**REQUIREMENT**
Rewrite the records from their start through the line containing "site-row[interactable]: Na3 1.91 [836,493,1074,516]", replacing "bounding boxes" with "coordinates" and leaving everything else unchanged.

**SUPPLIED RECORDS**

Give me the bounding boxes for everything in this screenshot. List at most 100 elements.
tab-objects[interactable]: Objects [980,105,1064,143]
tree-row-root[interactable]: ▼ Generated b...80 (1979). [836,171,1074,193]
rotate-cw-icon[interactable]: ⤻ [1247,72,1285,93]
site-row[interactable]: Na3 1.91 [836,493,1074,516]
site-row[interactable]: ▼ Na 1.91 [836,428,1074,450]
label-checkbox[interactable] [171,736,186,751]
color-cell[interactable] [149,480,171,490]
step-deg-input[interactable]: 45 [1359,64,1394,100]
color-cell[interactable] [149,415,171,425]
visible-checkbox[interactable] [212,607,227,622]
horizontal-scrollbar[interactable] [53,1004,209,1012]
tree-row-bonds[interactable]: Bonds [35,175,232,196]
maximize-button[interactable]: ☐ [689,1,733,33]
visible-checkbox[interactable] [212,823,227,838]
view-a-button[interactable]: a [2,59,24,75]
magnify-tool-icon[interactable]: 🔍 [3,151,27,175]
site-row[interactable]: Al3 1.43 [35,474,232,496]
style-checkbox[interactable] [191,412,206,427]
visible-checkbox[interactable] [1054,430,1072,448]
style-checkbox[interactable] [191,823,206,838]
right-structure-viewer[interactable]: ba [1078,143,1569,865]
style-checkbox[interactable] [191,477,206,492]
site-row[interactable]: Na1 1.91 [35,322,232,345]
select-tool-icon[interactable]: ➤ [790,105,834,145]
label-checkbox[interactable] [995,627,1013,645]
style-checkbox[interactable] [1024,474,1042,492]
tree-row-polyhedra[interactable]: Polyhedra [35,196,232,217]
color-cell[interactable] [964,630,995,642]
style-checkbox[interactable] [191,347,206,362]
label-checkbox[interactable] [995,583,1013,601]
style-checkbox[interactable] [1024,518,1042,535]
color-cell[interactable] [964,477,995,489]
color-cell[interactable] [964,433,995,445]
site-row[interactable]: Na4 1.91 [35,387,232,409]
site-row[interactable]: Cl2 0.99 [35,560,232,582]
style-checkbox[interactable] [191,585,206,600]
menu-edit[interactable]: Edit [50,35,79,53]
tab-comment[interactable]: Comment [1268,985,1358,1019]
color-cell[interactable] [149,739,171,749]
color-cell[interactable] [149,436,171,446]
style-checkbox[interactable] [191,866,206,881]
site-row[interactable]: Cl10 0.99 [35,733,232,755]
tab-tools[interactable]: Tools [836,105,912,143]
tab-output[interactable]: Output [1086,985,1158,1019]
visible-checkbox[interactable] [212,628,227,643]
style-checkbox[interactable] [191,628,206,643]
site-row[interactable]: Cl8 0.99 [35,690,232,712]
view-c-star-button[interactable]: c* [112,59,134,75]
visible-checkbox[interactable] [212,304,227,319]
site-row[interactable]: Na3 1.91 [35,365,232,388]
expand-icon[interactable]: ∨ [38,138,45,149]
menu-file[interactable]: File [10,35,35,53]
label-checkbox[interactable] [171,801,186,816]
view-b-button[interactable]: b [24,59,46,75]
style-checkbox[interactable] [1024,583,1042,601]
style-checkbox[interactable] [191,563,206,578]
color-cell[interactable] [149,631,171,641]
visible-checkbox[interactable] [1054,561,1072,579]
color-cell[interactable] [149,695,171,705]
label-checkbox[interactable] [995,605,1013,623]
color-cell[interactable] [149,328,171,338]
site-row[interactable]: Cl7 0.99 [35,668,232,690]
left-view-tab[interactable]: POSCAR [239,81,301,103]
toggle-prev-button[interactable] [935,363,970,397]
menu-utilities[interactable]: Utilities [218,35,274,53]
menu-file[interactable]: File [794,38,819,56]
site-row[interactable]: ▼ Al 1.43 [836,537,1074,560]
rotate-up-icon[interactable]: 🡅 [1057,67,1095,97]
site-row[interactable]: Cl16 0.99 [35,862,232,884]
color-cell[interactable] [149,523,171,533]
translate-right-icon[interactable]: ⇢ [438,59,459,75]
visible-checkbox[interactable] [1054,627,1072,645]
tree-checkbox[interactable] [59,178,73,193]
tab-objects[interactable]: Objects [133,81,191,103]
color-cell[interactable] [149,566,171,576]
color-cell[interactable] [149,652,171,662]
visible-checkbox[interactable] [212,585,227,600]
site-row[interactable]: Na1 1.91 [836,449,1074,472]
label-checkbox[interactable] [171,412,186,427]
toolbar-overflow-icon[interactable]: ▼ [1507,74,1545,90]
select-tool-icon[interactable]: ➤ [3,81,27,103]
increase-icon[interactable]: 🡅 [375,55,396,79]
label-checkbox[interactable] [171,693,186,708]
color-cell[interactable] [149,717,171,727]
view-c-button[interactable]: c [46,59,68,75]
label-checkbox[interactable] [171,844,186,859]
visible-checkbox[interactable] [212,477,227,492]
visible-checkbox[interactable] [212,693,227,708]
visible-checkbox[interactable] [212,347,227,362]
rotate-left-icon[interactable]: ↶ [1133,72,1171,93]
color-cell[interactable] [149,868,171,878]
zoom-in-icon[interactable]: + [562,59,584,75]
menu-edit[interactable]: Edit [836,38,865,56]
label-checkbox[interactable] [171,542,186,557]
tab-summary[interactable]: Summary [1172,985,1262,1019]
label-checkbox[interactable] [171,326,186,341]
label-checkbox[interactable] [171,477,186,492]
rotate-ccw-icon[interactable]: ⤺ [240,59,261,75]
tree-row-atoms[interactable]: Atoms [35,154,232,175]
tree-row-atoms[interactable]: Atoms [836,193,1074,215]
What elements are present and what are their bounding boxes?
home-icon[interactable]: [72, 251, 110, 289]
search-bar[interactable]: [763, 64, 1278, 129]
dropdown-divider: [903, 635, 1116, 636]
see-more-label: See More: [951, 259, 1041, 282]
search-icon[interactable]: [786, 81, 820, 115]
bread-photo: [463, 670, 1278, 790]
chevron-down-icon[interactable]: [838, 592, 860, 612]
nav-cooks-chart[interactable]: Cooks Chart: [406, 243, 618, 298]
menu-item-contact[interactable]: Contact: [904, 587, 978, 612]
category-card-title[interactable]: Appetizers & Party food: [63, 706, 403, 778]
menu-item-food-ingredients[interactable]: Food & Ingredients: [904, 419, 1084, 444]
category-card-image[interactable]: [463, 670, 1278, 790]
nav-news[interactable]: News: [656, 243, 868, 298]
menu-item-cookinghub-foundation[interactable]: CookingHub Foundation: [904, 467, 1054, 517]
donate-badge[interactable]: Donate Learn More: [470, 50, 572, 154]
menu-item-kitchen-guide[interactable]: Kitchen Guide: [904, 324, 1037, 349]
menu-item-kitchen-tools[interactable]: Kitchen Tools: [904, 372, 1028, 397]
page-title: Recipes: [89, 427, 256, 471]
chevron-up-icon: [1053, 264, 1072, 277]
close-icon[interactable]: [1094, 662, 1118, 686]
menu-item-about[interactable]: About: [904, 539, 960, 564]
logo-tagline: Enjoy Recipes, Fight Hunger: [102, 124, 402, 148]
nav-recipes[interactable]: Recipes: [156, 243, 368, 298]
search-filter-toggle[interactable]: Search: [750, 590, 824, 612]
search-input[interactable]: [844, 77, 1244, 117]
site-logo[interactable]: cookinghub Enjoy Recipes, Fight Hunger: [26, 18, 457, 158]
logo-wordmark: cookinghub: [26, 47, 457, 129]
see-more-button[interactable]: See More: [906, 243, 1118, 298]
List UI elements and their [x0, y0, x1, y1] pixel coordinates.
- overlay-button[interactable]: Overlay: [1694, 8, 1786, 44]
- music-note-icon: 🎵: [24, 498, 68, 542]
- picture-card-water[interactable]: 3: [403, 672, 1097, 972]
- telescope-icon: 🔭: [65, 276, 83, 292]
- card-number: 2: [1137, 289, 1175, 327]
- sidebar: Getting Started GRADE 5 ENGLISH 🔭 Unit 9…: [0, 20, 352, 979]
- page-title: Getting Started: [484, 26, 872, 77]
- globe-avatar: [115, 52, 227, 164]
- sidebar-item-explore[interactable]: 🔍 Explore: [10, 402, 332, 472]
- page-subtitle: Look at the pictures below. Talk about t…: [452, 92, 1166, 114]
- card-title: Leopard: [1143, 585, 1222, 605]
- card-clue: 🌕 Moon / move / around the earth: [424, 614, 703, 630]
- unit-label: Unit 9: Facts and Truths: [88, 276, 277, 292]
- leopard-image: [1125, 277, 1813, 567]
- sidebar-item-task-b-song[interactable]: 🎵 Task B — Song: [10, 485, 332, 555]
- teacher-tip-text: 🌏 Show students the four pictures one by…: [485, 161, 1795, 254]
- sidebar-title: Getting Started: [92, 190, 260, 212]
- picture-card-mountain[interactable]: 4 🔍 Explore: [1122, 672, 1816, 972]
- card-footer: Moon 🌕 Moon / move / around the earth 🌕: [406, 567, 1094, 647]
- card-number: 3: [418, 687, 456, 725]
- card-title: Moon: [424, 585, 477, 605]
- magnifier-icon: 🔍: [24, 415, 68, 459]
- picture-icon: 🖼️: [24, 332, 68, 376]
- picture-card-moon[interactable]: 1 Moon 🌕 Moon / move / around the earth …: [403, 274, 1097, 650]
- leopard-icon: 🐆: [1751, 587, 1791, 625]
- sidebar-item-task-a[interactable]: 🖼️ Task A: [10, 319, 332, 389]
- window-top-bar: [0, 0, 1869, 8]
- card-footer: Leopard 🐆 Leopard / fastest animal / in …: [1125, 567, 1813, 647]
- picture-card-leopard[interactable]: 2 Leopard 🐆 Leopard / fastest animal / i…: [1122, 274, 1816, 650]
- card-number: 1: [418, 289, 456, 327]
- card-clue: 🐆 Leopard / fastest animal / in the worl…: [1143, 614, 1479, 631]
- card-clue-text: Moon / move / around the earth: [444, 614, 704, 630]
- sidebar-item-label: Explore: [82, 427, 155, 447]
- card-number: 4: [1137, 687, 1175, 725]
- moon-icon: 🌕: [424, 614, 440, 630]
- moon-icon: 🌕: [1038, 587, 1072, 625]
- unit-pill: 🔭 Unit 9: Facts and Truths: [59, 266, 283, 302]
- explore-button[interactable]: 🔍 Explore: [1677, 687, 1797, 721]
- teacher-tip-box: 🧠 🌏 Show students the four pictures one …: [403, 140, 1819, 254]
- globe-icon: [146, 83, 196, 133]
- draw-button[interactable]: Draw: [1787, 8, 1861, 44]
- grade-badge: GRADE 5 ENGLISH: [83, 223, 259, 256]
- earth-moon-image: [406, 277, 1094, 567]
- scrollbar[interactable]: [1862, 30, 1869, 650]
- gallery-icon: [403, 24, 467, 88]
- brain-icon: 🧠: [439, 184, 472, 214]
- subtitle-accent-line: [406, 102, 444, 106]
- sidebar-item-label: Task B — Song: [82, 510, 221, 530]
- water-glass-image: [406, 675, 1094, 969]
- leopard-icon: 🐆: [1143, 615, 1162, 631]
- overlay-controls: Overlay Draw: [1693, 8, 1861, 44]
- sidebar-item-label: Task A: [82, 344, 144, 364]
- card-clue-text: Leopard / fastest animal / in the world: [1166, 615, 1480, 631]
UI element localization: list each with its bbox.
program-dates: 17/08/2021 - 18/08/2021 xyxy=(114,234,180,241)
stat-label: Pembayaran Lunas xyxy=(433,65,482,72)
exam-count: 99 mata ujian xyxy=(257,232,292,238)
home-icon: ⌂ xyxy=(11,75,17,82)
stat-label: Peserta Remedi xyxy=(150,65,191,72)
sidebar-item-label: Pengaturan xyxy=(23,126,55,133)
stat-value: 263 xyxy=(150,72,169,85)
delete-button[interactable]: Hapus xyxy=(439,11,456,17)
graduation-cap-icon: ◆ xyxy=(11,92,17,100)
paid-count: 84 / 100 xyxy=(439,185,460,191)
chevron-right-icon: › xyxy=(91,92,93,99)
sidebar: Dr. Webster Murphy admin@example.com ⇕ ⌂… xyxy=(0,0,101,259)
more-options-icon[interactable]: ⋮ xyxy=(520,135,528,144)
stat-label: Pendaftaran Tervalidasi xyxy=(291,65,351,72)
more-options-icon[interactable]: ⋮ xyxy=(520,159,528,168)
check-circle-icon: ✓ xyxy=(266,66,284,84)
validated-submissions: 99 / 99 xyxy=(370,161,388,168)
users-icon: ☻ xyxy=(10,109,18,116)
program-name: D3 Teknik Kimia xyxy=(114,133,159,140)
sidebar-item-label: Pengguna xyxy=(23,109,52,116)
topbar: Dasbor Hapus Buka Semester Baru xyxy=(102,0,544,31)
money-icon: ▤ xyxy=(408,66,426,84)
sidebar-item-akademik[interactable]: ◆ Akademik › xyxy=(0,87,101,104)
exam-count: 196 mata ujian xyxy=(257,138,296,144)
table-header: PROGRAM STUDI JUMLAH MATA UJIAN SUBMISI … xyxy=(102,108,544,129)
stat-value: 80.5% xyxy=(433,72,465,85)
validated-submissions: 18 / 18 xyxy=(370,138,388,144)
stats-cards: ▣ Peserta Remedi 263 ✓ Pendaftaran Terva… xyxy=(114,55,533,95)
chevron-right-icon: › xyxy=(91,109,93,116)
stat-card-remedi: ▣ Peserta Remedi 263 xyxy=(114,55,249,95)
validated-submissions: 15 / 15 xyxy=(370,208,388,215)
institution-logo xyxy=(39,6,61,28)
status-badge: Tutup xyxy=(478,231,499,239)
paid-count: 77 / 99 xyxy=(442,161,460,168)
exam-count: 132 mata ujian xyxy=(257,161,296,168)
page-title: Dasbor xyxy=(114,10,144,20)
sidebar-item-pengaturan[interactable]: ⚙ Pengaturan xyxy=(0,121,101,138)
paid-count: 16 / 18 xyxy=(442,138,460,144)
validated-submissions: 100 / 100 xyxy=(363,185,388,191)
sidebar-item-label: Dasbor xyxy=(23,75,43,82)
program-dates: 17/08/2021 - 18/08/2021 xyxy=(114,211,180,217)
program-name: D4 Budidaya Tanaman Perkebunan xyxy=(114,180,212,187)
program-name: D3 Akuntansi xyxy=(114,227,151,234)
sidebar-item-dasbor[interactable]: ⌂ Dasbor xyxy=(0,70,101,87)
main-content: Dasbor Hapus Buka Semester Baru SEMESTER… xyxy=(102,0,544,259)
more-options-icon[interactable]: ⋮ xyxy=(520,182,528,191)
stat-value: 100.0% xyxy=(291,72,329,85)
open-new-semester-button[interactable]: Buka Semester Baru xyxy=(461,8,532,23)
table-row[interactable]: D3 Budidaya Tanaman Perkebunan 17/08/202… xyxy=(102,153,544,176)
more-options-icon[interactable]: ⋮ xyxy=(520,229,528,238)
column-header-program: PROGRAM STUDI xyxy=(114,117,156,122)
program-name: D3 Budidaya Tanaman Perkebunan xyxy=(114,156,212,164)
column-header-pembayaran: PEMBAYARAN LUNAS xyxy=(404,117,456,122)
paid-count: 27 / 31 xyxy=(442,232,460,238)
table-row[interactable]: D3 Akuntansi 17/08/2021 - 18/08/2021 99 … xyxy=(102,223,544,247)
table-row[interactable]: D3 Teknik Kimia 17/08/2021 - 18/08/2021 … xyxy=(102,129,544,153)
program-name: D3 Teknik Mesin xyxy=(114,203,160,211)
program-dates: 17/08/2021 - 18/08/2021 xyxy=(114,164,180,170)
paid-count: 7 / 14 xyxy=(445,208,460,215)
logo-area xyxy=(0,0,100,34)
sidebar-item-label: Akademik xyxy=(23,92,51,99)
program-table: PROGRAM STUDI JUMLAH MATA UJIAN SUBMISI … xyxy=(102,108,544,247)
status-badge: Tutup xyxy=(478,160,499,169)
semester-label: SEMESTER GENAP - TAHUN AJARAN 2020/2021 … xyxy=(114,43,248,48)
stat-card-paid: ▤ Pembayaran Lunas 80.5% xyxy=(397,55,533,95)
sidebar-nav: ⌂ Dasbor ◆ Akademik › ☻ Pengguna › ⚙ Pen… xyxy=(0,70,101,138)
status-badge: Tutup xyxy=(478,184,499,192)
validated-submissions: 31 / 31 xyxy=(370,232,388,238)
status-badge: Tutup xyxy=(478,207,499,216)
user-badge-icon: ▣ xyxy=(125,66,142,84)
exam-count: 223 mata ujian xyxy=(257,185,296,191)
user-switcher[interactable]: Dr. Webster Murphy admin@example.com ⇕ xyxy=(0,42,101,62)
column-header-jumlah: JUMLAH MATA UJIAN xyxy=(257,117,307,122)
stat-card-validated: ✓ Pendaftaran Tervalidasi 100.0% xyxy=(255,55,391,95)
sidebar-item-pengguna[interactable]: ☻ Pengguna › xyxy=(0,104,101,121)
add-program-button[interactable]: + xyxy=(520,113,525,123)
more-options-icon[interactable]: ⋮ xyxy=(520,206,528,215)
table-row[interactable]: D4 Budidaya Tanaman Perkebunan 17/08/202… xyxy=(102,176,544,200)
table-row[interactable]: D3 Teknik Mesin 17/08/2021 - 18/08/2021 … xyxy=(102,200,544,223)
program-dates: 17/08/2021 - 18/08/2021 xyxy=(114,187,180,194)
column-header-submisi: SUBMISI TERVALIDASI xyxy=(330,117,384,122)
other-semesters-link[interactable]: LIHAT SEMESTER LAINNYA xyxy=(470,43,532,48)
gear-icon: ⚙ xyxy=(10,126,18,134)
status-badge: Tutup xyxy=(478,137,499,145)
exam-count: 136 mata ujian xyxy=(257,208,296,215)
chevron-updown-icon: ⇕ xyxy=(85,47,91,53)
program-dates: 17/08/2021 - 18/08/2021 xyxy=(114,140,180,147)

**SOLUTION TO THIS TASK**
Give me the coordinates for everything in this screenshot. List at most 100 elements.
tab-objects[interactable]: Objects [980,105,1064,143]
tree-row-root[interactable]: ▼ Generated b...80 (1979). [836,171,1074,193]
rotate-cw-icon[interactable]: ⤻ [1247,72,1285,93]
site-row[interactable]: Na3 1.91 [836,493,1074,516]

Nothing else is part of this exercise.